[begin Material supplied]

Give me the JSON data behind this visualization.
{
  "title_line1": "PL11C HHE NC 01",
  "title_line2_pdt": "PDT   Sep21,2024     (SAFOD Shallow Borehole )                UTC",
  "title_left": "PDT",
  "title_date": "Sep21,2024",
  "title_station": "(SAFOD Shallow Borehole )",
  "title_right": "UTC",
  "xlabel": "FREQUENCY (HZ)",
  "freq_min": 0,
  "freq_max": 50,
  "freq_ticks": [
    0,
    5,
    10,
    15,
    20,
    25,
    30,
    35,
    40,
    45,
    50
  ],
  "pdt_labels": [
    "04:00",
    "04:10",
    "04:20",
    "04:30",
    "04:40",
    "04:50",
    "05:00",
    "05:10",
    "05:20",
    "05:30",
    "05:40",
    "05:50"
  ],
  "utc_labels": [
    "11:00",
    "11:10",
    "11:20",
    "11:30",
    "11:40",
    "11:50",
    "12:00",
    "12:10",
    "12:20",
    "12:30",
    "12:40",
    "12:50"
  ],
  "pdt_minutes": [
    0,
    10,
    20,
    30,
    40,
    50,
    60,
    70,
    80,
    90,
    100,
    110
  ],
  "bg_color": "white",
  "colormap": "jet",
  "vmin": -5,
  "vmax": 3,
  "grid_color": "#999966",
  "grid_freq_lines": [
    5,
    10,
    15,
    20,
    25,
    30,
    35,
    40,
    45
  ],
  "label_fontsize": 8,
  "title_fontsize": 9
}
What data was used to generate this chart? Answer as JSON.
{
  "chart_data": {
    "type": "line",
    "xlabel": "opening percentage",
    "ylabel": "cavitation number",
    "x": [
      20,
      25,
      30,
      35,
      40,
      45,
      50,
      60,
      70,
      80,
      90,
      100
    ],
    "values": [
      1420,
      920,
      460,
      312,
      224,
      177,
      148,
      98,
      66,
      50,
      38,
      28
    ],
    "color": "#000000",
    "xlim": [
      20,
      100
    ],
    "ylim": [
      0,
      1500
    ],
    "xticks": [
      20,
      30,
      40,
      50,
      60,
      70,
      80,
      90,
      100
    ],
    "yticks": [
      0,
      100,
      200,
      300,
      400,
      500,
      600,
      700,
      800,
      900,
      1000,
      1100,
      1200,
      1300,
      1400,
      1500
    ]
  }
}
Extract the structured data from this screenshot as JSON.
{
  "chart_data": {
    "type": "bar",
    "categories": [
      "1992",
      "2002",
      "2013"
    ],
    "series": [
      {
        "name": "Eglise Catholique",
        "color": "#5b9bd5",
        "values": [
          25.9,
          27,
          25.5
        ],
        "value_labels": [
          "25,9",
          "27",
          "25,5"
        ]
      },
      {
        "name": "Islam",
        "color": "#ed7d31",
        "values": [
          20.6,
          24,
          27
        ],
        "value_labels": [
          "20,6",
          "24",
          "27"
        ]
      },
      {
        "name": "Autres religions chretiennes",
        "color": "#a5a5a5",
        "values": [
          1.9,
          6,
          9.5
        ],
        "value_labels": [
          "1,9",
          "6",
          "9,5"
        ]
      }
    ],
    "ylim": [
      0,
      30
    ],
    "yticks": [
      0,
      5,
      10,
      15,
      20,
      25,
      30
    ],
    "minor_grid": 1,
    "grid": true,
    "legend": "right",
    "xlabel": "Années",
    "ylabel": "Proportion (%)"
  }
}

[end Material supplied]

*Description of the task*
From the entries above, list each line with "name" in it.

*Output for this exercise*
        "name": "Eglise Catholique",
        "name": "Islam",
        "name": "Autres religions chretiennes",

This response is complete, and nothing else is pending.